Problem:
Return the full listing exactly as it is written.

Data for analysis:
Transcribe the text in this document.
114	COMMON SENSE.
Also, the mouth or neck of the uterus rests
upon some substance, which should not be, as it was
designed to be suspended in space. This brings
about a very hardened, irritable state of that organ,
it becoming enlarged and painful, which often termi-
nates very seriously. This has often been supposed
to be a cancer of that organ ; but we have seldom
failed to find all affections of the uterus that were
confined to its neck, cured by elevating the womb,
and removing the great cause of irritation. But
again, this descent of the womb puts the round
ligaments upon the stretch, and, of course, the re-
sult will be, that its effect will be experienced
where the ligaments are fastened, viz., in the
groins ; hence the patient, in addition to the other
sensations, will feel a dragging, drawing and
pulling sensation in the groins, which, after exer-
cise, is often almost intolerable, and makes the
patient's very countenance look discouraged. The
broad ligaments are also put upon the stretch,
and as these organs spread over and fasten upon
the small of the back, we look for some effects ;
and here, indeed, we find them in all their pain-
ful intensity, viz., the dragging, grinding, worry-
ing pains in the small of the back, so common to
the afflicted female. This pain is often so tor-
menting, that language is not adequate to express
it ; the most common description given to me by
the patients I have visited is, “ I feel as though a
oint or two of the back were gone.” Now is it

Reply:
Transcribe the text in this document.
114	COMMON SENSE.
Also, the mouth or neck of the uterus rests
upon some substance, which should not be, as it was
designed to be suspended in space. This brings
about a very hardened, irritable state of that organ,
it becoming enlarged and painful, which often termi-
nates very seriously. This has often been supposed
to be a cancer of that organ ; but we have seldom
failed to find all affections of the uterus that were
confined to its neck, cured by elevating the womb,
and removing the great cause of irritation. But
again, this descent of the womb puts the round
ligaments upon the stretch, and, of course, the re-
sult will be, that its effect will be experienced
where the ligaments are fastened, viz., in the
groins ; hence the patient, in addition to the other
sensations, will feel a dragging, drawing and
pulling sensation in the groins, which, after exer-
cise, is often almost intolerable, and makes the
patient's very countenance look discouraged. The
broad ligaments are also put upon the stretch,
and as these organs spread over and fasten upon
the small of the back, we look for some effects ;
and here, indeed, we find them in all their pain-
ful intensity, viz., the dragging, grinding, worry-
ing pains in the small of the back, so common to
the afflicted female. This pain is often so tor-
menting, that language is not adequate to express
it ; the most common description given to me by
the patients I have visited is, “ I feel as though a
oint or two of the back were gone.” Now is it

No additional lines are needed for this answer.